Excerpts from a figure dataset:
--- Start ---

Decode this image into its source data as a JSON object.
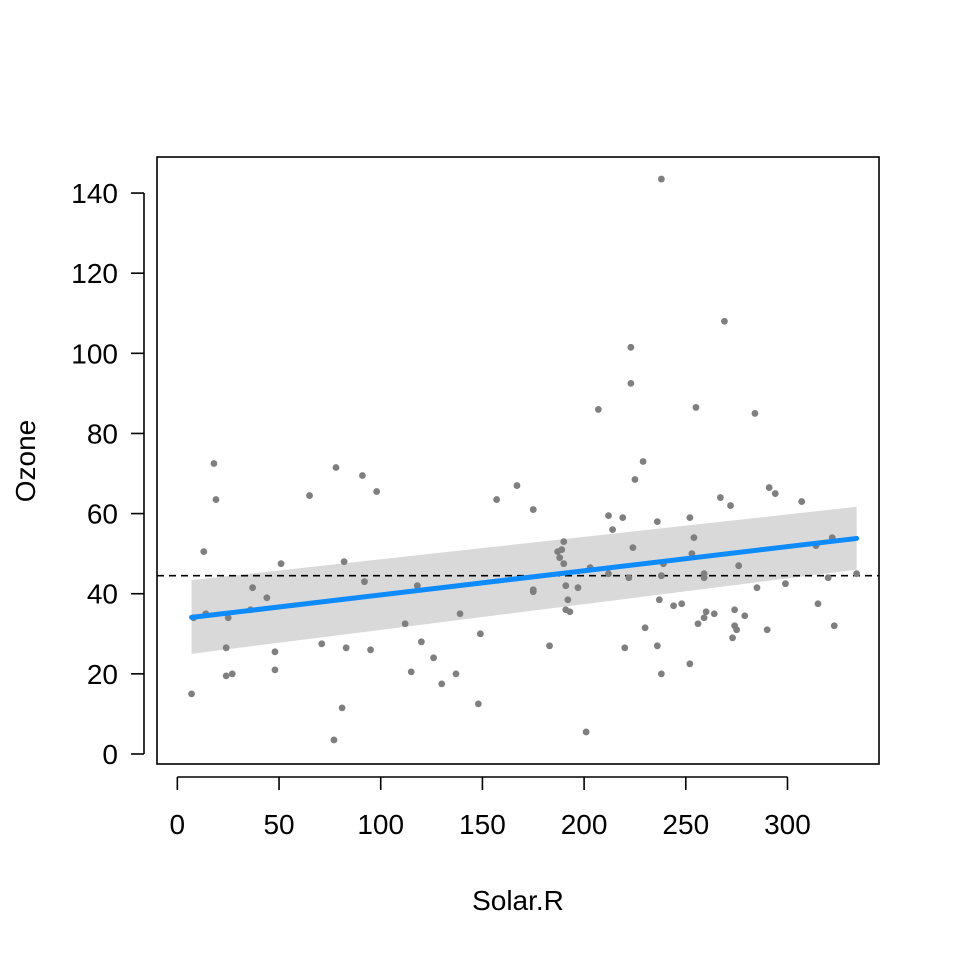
{
  "chart_data": {
    "type": "scatter",
    "title": "",
    "xlabel": "Solar.R",
    "ylabel": "Ozone",
    "xlim": [
      -10,
      345
    ],
    "ylim": [
      -2.5,
      149
    ],
    "xticks": [
      0,
      50,
      100,
      150,
      200,
      250,
      300
    ],
    "yticks": [
      0,
      20,
      40,
      60,
      80,
      100,
      120,
      140
    ],
    "grid": false,
    "legend": "none",
    "colors": {
      "points": "#7f7f7f",
      "fit_line": "#0d8bff",
      "confidence_band": "#d9d9d9",
      "reference_line": "#000000"
    },
    "points": [
      {
        "x": 7,
        "y": 15
      },
      {
        "x": 8,
        "y": 34
      },
      {
        "x": 13,
        "y": 50.5
      },
      {
        "x": 14,
        "y": 35
      },
      {
        "x": 18,
        "y": 72.5
      },
      {
        "x": 19,
        "y": 63.5
      },
      {
        "x": 24,
        "y": 26.5
      },
      {
        "x": 24,
        "y": 19.5
      },
      {
        "x": 25,
        "y": 34
      },
      {
        "x": 27,
        "y": 20
      },
      {
        "x": 36,
        "y": 36
      },
      {
        "x": 37,
        "y": 41.5
      },
      {
        "x": 44,
        "y": 39
      },
      {
        "x": 48,
        "y": 21
      },
      {
        "x": 48,
        "y": 25.5
      },
      {
        "x": 51,
        "y": 47.5
      },
      {
        "x": 65,
        "y": 64.5
      },
      {
        "x": 71,
        "y": 27.5
      },
      {
        "x": 77,
        "y": 3.5
      },
      {
        "x": 78,
        "y": 71.5
      },
      {
        "x": 81,
        "y": 11.5
      },
      {
        "x": 82,
        "y": 48
      },
      {
        "x": 83,
        "y": 26.5
      },
      {
        "x": 91,
        "y": 69.5
      },
      {
        "x": 92,
        "y": 43
      },
      {
        "x": 95,
        "y": 26
      },
      {
        "x": 98,
        "y": 65.5
      },
      {
        "x": 112,
        "y": 32.5
      },
      {
        "x": 115,
        "y": 20.5
      },
      {
        "x": 118,
        "y": 42
      },
      {
        "x": 120,
        "y": 28
      },
      {
        "x": 126,
        "y": 24
      },
      {
        "x": 130,
        "y": 17.5
      },
      {
        "x": 137,
        "y": 20
      },
      {
        "x": 139,
        "y": 35
      },
      {
        "x": 148,
        "y": 12.5
      },
      {
        "x": 149,
        "y": 30
      },
      {
        "x": 157,
        "y": 63.5
      },
      {
        "x": 167,
        "y": 67
      },
      {
        "x": 175,
        "y": 61
      },
      {
        "x": 175,
        "y": 40.5
      },
      {
        "x": 175,
        "y": 41
      },
      {
        "x": 183,
        "y": 27
      },
      {
        "x": 187,
        "y": 50.5
      },
      {
        "x": 188,
        "y": 49
      },
      {
        "x": 189,
        "y": 51
      },
      {
        "x": 190,
        "y": 53
      },
      {
        "x": 190,
        "y": 47.5
      },
      {
        "x": 191,
        "y": 36
      },
      {
        "x": 191,
        "y": 42
      },
      {
        "x": 192,
        "y": 38.5
      },
      {
        "x": 193,
        "y": 35.5
      },
      {
        "x": 197,
        "y": 41.5
      },
      {
        "x": 201,
        "y": 5.5
      },
      {
        "x": 203,
        "y": 46.5
      },
      {
        "x": 207,
        "y": 86
      },
      {
        "x": 212,
        "y": 59.5
      },
      {
        "x": 212,
        "y": 45
      },
      {
        "x": 214,
        "y": 56
      },
      {
        "x": 219,
        "y": 59
      },
      {
        "x": 220,
        "y": 26.5
      },
      {
        "x": 222,
        "y": 44
      },
      {
        "x": 223,
        "y": 101.5
      },
      {
        "x": 223,
        "y": 92.5
      },
      {
        "x": 224,
        "y": 51.5
      },
      {
        "x": 225,
        "y": 68.5
      },
      {
        "x": 229,
        "y": 73
      },
      {
        "x": 230,
        "y": 31.5
      },
      {
        "x": 236,
        "y": 58
      },
      {
        "x": 236,
        "y": 27
      },
      {
        "x": 237,
        "y": 38.5
      },
      {
        "x": 238,
        "y": 44.5
      },
      {
        "x": 238,
        "y": 20
      },
      {
        "x": 238,
        "y": 143.5
      },
      {
        "x": 239,
        "y": 47.5
      },
      {
        "x": 244,
        "y": 37
      },
      {
        "x": 248,
        "y": 37.5
      },
      {
        "x": 252,
        "y": 59
      },
      {
        "x": 252,
        "y": 22.5
      },
      {
        "x": 253,
        "y": 50
      },
      {
        "x": 254,
        "y": 54
      },
      {
        "x": 255,
        "y": 86.5
      },
      {
        "x": 256,
        "y": 32.5
      },
      {
        "x": 259,
        "y": 34
      },
      {
        "x": 259,
        "y": 45
      },
      {
        "x": 259,
        "y": 44
      },
      {
        "x": 260,
        "y": 35.5
      },
      {
        "x": 264,
        "y": 35
      },
      {
        "x": 267,
        "y": 64
      },
      {
        "x": 269,
        "y": 108
      },
      {
        "x": 272,
        "y": 62
      },
      {
        "x": 273,
        "y": 29
      },
      {
        "x": 274,
        "y": 32
      },
      {
        "x": 274,
        "y": 36
      },
      {
        "x": 275,
        "y": 31
      },
      {
        "x": 276,
        "y": 47
      },
      {
        "x": 279,
        "y": 34.5
      },
      {
        "x": 284,
        "y": 85
      },
      {
        "x": 285,
        "y": 41.5
      },
      {
        "x": 290,
        "y": 31
      },
      {
        "x": 291,
        "y": 66.5
      },
      {
        "x": 294,
        "y": 65
      },
      {
        "x": 299,
        "y": 42.5
      },
      {
        "x": 307,
        "y": 63
      },
      {
        "x": 314,
        "y": 52
      },
      {
        "x": 315,
        "y": 37.5
      },
      {
        "x": 320,
        "y": 44
      },
      {
        "x": 322,
        "y": 54
      },
      {
        "x": 323,
        "y": 32
      },
      {
        "x": 334,
        "y": 45
      }
    ],
    "fit_line": {
      "x": [
        7,
        334
      ],
      "y": [
        34.1,
        53.8
      ]
    },
    "confidence_band": {
      "x": [
        7,
        334
      ],
      "lower": [
        25.0,
        46.0
      ],
      "upper": [
        43.4,
        61.7
      ]
    },
    "reference_line": {
      "y": 44.5,
      "style": "dashed"
    }
  }
}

--- End ---

*WORK TO COMPLETE*: Pictures are not part of the copy; output everything else in the records exactly.

*REPLY*:
Decode this image into its source data as a JSON object.
{
  "chart_data": {
    "type": "scatter",
    "title": "",
    "xlabel": "Solar.R",
    "ylabel": "Ozone",
    "xlim": [
      -10,
      345
    ],
    "ylim": [
      -2.5,
      149
    ],
    "xticks": [
      0,
      50,
      100,
      150,
      200,
      250,
      300
    ],
    "yticks": [
      0,
      20,
      40,
      60,
      80,
      100,
      120,
      140
    ],
    "grid": false,
    "legend": "none",
    "colors": {
      "points": "#7f7f7f",
      "fit_line": "#0d8bff",
      "confidence_band": "#d9d9d9",
      "reference_line": "#000000"
    },
    "points": [
      {
        "x": 7,
        "y": 15
      },
      {
        "x": 8,
        "y": 34
      },
      {
        "x": 13,
        "y": 50.5
      },
      {
        "x": 14,
        "y": 35
      },
      {
        "x": 18,
        "y": 72.5
      },
      {
        "x": 19,
        "y": 63.5
      },
      {
        "x": 24,
        "y": 26.5
      },
      {
        "x": 24,
        "y": 19.5
      },
      {
        "x": 25,
        "y": 34
      },
      {
        "x": 27,
        "y": 20
      },
      {
        "x": 36,
        "y": 36
      },
      {
        "x": 37,
        "y": 41.5
      },
      {
        "x": 44,
        "y": 39
      },
      {
        "x": 48,
        "y": 21
      },
      {
        "x": 48,
        "y": 25.5
      },
      {
        "x": 51,
        "y": 47.5
      },
      {
        "x": 65,
        "y": 64.5
      },
      {
        "x": 71,
        "y": 27.5
      },
      {
        "x": 77,
        "y": 3.5
      },
      {
        "x": 78,
        "y": 71.5
      },
      {
        "x": 81,
        "y": 11.5
      },
      {
        "x": 82,
        "y": 48
      },
      {
        "x": 83,
        "y": 26.5
      },
      {
        "x": 91,
        "y": 69.5
      },
      {
        "x": 92,
        "y": 43
      },
      {
        "x": 95,
        "y": 26
      },
      {
        "x": 98,
        "y": 65.5
      },
      {
        "x": 112,
        "y": 32.5
      },
      {
        "x": 115,
        "y": 20.5
      },
      {
        "x": 118,
        "y": 42
      },
      {
        "x": 120,
        "y": 28
      },
      {
        "x": 126,
        "y": 24
      },
      {
        "x": 130,
        "y": 17.5
      },
      {
        "x": 137,
        "y": 20
      },
      {
        "x": 139,
        "y": 35
      },
      {
        "x": 148,
        "y": 12.5
      },
      {
        "x": 149,
        "y": 30
      },
      {
        "x": 157,
        "y": 63.5
      },
      {
        "x": 167,
        "y": 67
      },
      {
        "x": 175,
        "y": 61
      },
      {
        "x": 175,
        "y": 40.5
      },
      {
        "x": 175,
        "y": 41
      },
      {
        "x": 183,
        "y": 27
      },
      {
        "x": 187,
        "y": 50.5
      },
      {
        "x": 188,
        "y": 49
      },
      {
        "x": 189,
        "y": 51
      },
      {
        "x": 190,
        "y": 53
      },
      {
        "x": 190,
        "y": 47.5
      },
      {
        "x": 191,
        "y": 36
      },
      {
        "x": 191,
        "y": 42
      },
      {
        "x": 192,
        "y": 38.5
      },
      {
        "x": 193,
        "y": 35.5
      },
      {
        "x": 197,
        "y": 41.5
      },
      {
        "x": 201,
        "y": 5.5
      },
      {
        "x": 203,
        "y": 46.5
      },
      {
        "x": 207,
        "y": 86
      },
      {
        "x": 212,
        "y": 59.5
      },
      {
        "x": 212,
        "y": 45
      },
      {
        "x": 214,
        "y": 56
      },
      {
        "x": 219,
        "y": 59
      },
      {
        "x": 220,
        "y": 26.5
      },
      {
        "x": 222,
        "y": 44
      },
      {
        "x": 223,
        "y": 101.5
      },
      {
        "x": 223,
        "y": 92.5
      },
      {
        "x": 224,
        "y": 51.5
      },
      {
        "x": 225,
        "y": 68.5
      },
      {
        "x": 229,
        "y": 73
      },
      {
        "x": 230,
        "y": 31.5
      },
      {
        "x": 236,
        "y": 58
      },
      {
        "x": 236,
        "y": 27
      },
      {
        "x": 237,
        "y": 38.5
      },
      {
        "x": 238,
        "y": 44.5
      },
      {
        "x": 238,
        "y": 20
      },
      {
        "x": 238,
        "y": 143.5
      },
      {
        "x": 239,
        "y": 47.5
      },
      {
        "x": 244,
        "y": 37
      },
      {
        "x": 248,
        "y": 37.5
      },
      {
        "x": 252,
        "y": 59
      },
      {
        "x": 252,
        "y": 22.5
      },
      {
        "x": 253,
        "y": 50
      },
      {
        "x": 254,
        "y": 54
      },
      {
        "x": 255,
        "y": 86.5
      },
      {
        "x": 256,
        "y": 32.5
      },
      {
        "x": 259,
        "y": 34
      },
      {
        "x": 259,
        "y": 45
      },
      {
        "x": 259,
        "y": 44
      },
      {
        "x": 260,
        "y": 35.5
      },
      {
        "x": 264,
        "y": 35
      },
      {
        "x": 267,
        "y": 64
      },
      {
        "x": 269,
        "y": 108
      },
      {
        "x": 272,
        "y": 62
      },
      {
        "x": 273,
        "y": 29
      },
      {
        "x": 274,
        "y": 32
      },
      {
        "x": 274,
        "y": 36
      },
      {
        "x": 275,
        "y": 31
      },
      {
        "x": 276,
        "y": 47
      },
      {
        "x": 279,
        "y": 34.5
      },
      {
        "x": 284,
        "y": 85
      },
      {
        "x": 285,
        "y": 41.5
      },
      {
        "x": 290,
        "y": 31
      },
      {
        "x": 291,
        "y": 66.5
      },
      {
        "x": 294,
        "y": 65
      },
      {
        "x": 299,
        "y": 42.5
      },
      {
        "x": 307,
        "y": 63
      },
      {
        "x": 314,
        "y": 52
      },
      {
        "x": 315,
        "y": 37.5
      },
      {
        "x": 320,
        "y": 44
      },
      {
        "x": 322,
        "y": 54
      },
      {
        "x": 323,
        "y": 32
      },
      {
        "x": 334,
        "y": 45
      }
    ],
    "fit_line": {
      "x": [
        7,
        334
      ],
      "y": [
        34.1,
        53.8
      ]
    },
    "confidence_band": {
      "x": [
        7,
        334
      ],
      "lower": [
        25.0,
        46.0
      ],
      "upper": [
        43.4,
        61.7
      ]
    },
    "reference_line": {
      "y": 44.5,
      "style": "dashed"
    }
  }
}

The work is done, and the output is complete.